In the Classroom: Amid Trauma, ‘Finding Their Own Voice’.
“Women are fabulous,” said theater performance artist Rhodessa Jones to students on a recent afternoon at the School of Public Health. “When I think about all of the stories I’ve heard from women and see they’re still standing—they’re just fabulous.”
These stories—painful recollections of neglect, sex trafficking, discrimination, substance misuse, and more—represent chapters in the life narratives of women who have participated in Jones’ San Francisco–based performance workshop, The Medea Project: Theater for Incarcerated Women. As the Activist Lab’s artist-in-residence, sponsored by the BU Arts Initiative and part of SPH’s suite of 400 Years of Inequality events, Jones led four days of storytelling sessions and performances from the workshop from October 15-18.
Between performances at SPH, Jones took time to visit students in the Trauma, Trauma-Informed Care, Recovery & Resilience class taught by Carol Dolan, clinical associate professor of community health sciences. The course examines ways that trauma can affect physical and mental health, and interventions that promote recovery and resilience.

_ _ _ _

→ **EXERCISE**
Copy the passage of the Rhodessa Jones classroom visit article starting at "These stories—painful recollections" and ending at "recovery and resilience.".

→ **DATASET ENTRIES**
_ _ _ _

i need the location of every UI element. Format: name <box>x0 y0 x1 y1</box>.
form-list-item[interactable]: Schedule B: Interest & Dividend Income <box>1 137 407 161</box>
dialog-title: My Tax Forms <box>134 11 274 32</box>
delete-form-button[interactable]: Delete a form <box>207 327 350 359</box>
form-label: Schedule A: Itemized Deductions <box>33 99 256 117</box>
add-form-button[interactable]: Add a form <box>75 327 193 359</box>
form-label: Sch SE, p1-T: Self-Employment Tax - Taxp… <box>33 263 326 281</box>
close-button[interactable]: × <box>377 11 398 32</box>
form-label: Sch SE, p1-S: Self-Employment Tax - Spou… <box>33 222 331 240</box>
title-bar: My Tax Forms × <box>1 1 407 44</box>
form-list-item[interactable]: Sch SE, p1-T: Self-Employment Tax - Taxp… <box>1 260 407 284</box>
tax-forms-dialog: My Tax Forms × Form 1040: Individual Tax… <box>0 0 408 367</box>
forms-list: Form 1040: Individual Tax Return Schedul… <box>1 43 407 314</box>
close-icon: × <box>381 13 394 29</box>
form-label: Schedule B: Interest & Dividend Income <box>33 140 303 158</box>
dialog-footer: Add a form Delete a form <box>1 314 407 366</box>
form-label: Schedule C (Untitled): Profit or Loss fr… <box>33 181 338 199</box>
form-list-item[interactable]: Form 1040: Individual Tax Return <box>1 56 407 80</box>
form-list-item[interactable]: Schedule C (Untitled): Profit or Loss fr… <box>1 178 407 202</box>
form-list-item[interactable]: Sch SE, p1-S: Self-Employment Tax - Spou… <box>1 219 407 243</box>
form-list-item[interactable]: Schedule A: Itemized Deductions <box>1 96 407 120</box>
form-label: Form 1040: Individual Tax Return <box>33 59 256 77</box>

_ _ _ _

→ **RESULT FOR THIS EXERCISE**
These stories—painful recollections of neglect, sex trafficking, discrimination, substance misuse, and more—represent chapters in the life narratives of women who have participated in Jones’ San Francisco–based performance workshop, The Medea Project: Theater for Incarcerated Women. As the Activist Lab’s artist-in-residence, sponsored by the BU Arts Initiative and part of SPH’s suite of 400 Years of Inequality events, Jones led four days of storytelling sessions and performances from the workshop from October 15-18.
Between performances at SPH, Jones took time to visit students in the Trauma, Trauma-Informed Care, Recovery & Resilience class taught by Carol Dolan, clinical associate professor of community health sciences. The course examines ways that trauma can affect physical and mental health, and interventions that promote recovery and resilience.